Collected data
▬▬▬▬▬▬▬▬▬▬

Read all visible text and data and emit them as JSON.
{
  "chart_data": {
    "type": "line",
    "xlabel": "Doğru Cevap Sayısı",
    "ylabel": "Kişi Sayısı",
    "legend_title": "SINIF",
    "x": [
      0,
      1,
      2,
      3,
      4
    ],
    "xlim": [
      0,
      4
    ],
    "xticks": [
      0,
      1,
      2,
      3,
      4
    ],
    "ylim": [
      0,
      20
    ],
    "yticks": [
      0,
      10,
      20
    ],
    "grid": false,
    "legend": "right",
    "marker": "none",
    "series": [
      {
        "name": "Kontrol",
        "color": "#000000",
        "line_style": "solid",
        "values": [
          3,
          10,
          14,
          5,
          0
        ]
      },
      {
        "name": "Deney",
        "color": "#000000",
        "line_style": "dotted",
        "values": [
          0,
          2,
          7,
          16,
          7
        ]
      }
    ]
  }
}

▬▬▬▬▬▬▬▬▬▬

Return all of the data precisely as it appears.

## [REPLY TO THE TASK]
Read all visible text and data and emit them as JSON.
{
  "chart_data": {
    "type": "line",
    "xlabel": "Doğru Cevap Sayısı",
    "ylabel": "Kişi Sayısı",
    "legend_title": "SINIF",
    "x": [
      0,
      1,
      2,
      3,
      4
    ],
    "xlim": [
      0,
      4
    ],
    "xticks": [
      0,
      1,
      2,
      3,
      4
    ],
    "ylim": [
      0,
      20
    ],
    "yticks": [
      0,
      10,
      20
    ],
    "grid": false,
    "legend": "right",
    "marker": "none",
    "series": [
      {
        "name": "Kontrol",
        "color": "#000000",
        "line_style": "solid",
        "values": [
          3,
          10,
          14,
          5,
          0
        ]
      },
      {
        "name": "Deney",
        "color": "#000000",
        "line_style": "dotted",
        "values": [
          0,
          2,
          7,
          16,
          7
        ]
      }
    ]
  }
}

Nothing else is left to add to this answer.